▶ **Data provided**:
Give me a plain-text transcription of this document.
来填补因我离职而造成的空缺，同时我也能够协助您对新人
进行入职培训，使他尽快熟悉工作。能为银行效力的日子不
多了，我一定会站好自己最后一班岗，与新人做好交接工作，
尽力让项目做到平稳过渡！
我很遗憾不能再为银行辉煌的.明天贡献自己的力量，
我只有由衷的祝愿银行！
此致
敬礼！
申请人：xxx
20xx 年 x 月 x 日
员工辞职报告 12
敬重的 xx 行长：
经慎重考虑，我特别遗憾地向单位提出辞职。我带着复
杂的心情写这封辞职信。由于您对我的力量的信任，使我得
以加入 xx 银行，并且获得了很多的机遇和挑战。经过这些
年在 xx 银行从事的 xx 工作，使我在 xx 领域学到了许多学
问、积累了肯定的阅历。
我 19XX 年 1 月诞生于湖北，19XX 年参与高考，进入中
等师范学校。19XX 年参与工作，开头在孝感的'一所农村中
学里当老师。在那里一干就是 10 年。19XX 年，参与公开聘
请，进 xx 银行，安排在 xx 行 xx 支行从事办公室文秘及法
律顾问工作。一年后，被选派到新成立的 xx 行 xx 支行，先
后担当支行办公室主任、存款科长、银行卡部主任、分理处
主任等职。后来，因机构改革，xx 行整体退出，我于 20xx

▶ **Short problem**:
Return the material exactly as it stands.

▶ **Response to the exercise**:
Give me a plain-text transcription of this document.
来填补因我离职而造成的空缺，同时我也能够协助您对新人
进行入职培训，使他尽快熟悉工作。能为银行效力的日子不
多了，我一定会站好自己最后一班岗，与新人做好交接工作，
尽力让项目做到平稳过渡！
我很遗憾不能再为银行辉煌的.明天贡献自己的力量，
我只有由衷的祝愿银行！
此致
敬礼！
申请人：xxx
20xx 年 x 月 x 日
员工辞职报告 12
敬重的 xx 行长：
经慎重考虑，我特别遗憾地向单位提出辞职。我带着复
杂的心情写这封辞职信。由于您对我的力量的信任，使我得
以加入 xx 银行，并且获得了很多的机遇和挑战。经过这些
年在 xx 银行从事的 xx 工作，使我在 xx 领域学到了许多学
问、积累了肯定的阅历。
我 19XX 年 1 月诞生于湖北，19XX 年参与高考，进入中
等师范学校。19XX 年参与工作，开头在孝感的'一所农村中
学里当老师。在那里一干就是 10 年。19XX 年，参与公开聘
请，进 xx 银行，安排在 xx 行 xx 支行从事办公室文秘及法
律顾问工作。一年后，被选派到新成立的 xx 行 xx 支行，先
后担当支行办公室主任、存款科长、银行卡部主任、分理处
主任等职。后来，因机构改革，xx 行整体退出，我于 20xx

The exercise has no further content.